┏━━

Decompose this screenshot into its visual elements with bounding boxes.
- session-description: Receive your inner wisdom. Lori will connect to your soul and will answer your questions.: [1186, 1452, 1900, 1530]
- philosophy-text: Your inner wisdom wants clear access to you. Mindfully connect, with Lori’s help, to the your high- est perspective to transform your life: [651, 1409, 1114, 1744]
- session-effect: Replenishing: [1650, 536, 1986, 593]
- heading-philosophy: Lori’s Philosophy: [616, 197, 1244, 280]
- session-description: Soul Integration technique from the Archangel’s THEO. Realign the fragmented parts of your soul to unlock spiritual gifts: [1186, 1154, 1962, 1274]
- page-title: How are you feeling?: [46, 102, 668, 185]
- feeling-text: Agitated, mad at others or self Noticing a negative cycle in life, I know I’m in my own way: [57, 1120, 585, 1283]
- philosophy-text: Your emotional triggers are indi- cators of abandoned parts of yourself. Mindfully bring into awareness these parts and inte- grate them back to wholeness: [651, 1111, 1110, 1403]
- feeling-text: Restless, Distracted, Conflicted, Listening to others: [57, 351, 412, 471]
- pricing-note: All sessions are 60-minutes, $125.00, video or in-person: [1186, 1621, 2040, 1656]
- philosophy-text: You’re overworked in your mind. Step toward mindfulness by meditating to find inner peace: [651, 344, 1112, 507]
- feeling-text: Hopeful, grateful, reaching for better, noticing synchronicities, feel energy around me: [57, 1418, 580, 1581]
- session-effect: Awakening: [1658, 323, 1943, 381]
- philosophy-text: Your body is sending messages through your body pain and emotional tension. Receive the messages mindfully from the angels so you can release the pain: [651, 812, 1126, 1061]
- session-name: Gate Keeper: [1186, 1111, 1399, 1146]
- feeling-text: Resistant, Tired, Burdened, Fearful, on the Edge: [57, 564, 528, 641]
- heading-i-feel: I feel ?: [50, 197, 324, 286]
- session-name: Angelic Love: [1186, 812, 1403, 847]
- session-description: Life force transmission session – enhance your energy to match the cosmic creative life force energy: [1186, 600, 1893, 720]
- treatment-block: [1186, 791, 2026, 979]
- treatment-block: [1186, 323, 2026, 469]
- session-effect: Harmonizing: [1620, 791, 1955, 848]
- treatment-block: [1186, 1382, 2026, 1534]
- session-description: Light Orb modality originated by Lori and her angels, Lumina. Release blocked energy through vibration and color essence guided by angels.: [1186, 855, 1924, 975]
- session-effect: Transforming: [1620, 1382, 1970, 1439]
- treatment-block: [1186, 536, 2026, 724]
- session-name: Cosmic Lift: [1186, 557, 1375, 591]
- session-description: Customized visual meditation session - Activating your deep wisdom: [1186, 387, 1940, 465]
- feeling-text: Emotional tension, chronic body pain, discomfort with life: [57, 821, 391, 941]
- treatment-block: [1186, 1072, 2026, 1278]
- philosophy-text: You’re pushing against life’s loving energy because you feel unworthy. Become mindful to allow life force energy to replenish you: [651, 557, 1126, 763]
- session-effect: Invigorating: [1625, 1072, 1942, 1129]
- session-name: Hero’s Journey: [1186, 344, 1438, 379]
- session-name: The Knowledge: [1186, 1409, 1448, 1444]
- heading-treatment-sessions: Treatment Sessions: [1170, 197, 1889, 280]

┗━━

Please extract every line of the listing above word for word, leaving out nothing and changing nothing.

REPLY TO THE EXERCISE:
Decompose this screenshot into its visual elements with bounding boxes.
- session-description: Receive your inner wisdom. Lori will connect to your soul and will answer your questions.: [1186, 1452, 1900, 1530]
- philosophy-text: Your inner wisdom wants clear access to you. Mindfully connect, with Lori’s help, to the your high- est perspective to transform your life: [651, 1409, 1114, 1744]
- session-effect: Replenishing: [1650, 536, 1986, 593]
- heading-philosophy: Lori’s Philosophy: [616, 197, 1244, 280]
- session-description: Soul Integration technique from the Archangel’s THEO. Realign the fragmented parts of your soul to unlock spiritual gifts: [1186, 1154, 1962, 1274]
- page-title: How are you feeling?: [46, 102, 668, 185]
- feeling-text: Agitated, mad at others or self Noticing a negative cycle in life, I know I’m in my own way: [57, 1120, 585, 1283]
- philosophy-text: Your emotional triggers are indi- cators of abandoned parts of yourself. Mindfully bring into awareness these parts and inte- grate them back to wholeness: [651, 1111, 1110, 1403]
- feeling-text: Restless, Distracted, Conflicted, Listening to others: [57, 351, 412, 471]
- pricing-note: All sessions are 60-minutes, $125.00, video or in-person: [1186, 1621, 2040, 1656]
- philosophy-text: You’re overworked in your mind. Step toward mindfulness by meditating to find inner peace: [651, 344, 1112, 507]
- feeling-text: Hopeful, grateful, reaching for better, noticing synchronicities, feel energy around me: [57, 1418, 580, 1581]
- session-effect: Awakening: [1658, 323, 1943, 381]
- philosophy-text: Your body is sending messages through your body pain and emotional tension. Receive the messages mindfully from the angels so you can release the pain: [651, 812, 1126, 1061]
- session-name: Gate Keeper: [1186, 1111, 1399, 1146]
- feeling-text: Resistant, Tired, Burdened, Fearful, on the Edge: [57, 564, 528, 641]
- heading-i-feel: I feel ?: [50, 197, 324, 286]
- session-name: Angelic Love: [1186, 812, 1403, 847]
- session-description: Life force transmission session – enhance your energy to match the cosmic creative life force energy: [1186, 600, 1893, 720]
- treatment-block: [1186, 791, 2026, 979]
- treatment-block: [1186, 323, 2026, 469]
- session-effect: Harmonizing: [1620, 791, 1955, 848]
- treatment-block: [1186, 1382, 2026, 1534]
- session-description: Light Orb modality originated by Lori and her angels, Lumina. Release blocked energy through vibration and color essence guided by angels.: [1186, 855, 1924, 975]
- session-effect: Transforming: [1620, 1382, 1970, 1439]
- treatment-block: [1186, 536, 2026, 724]
- session-name: Cosmic Lift: [1186, 557, 1375, 591]
- session-description: Customized visual meditation session - Activating your deep wisdom: [1186, 387, 1940, 465]
- feeling-text: Emotional tension, chronic body pain, discomfort with life: [57, 821, 391, 941]
- treatment-block: [1186, 1072, 2026, 1278]
- philosophy-text: You’re pushing against life’s loving energy because you feel unworthy. Become mindful to allow life force energy to replenish you: [651, 557, 1126, 763]
- session-effect: Invigorating: [1625, 1072, 1942, 1129]
- session-name: Hero’s Journey: [1186, 344, 1438, 379]
- session-name: The Knowledge: [1186, 1409, 1448, 1444]
- heading-treatment-sessions: Treatment Sessions: [1170, 197, 1889, 280]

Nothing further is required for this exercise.